Give all the lines below again, exactly, with no pictures.
─── Supplied records ───
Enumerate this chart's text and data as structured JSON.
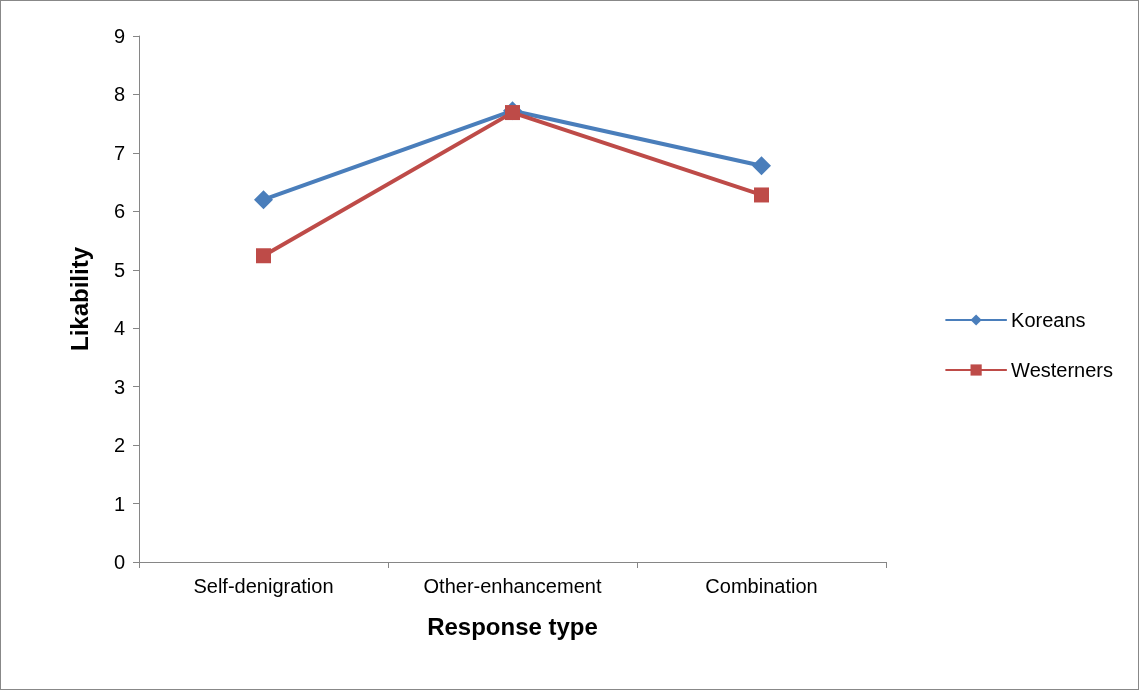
{
  "chart_data": {
    "type": "line",
    "xlabel": "Response type",
    "ylabel": "Likability",
    "categories": [
      "Self-denigration",
      "Other-enhancement",
      "Combination"
    ],
    "series": [
      {
        "name": "Koreans",
        "color": "#4a7ebb",
        "marker": "diamond",
        "values": [
          6.2,
          7.72,
          6.78
        ]
      },
      {
        "name": "Westerners",
        "color": "#be4b48",
        "marker": "square",
        "values": [
          5.24,
          7.69,
          6.28
        ]
      }
    ],
    "ylim": [
      0,
      9
    ],
    "yticks": [
      0,
      1,
      2,
      3,
      4,
      5,
      6,
      7,
      8,
      9
    ],
    "grid": false,
    "legend": "right",
    "line_style": "solid"
  }
}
───
**Complete answer**
Enumerate this chart's text and data as structured JSON.
{
  "chart_data": {
    "type": "line",
    "xlabel": "Response type",
    "ylabel": "Likability",
    "categories": [
      "Self-denigration",
      "Other-enhancement",
      "Combination"
    ],
    "series": [
      {
        "name": "Koreans",
        "color": "#4a7ebb",
        "marker": "diamond",
        "values": [
          6.2,
          7.72,
          6.78
        ]
      },
      {
        "name": "Westerners",
        "color": "#be4b48",
        "marker": "square",
        "values": [
          5.24,
          7.69,
          6.28
        ]
      }
    ],
    "ylim": [
      0,
      9
    ],
    "yticks": [
      0,
      1,
      2,
      3,
      4,
      5,
      6,
      7,
      8,
      9
    ],
    "grid": false,
    "legend": "right",
    "line_style": "solid"
  }
}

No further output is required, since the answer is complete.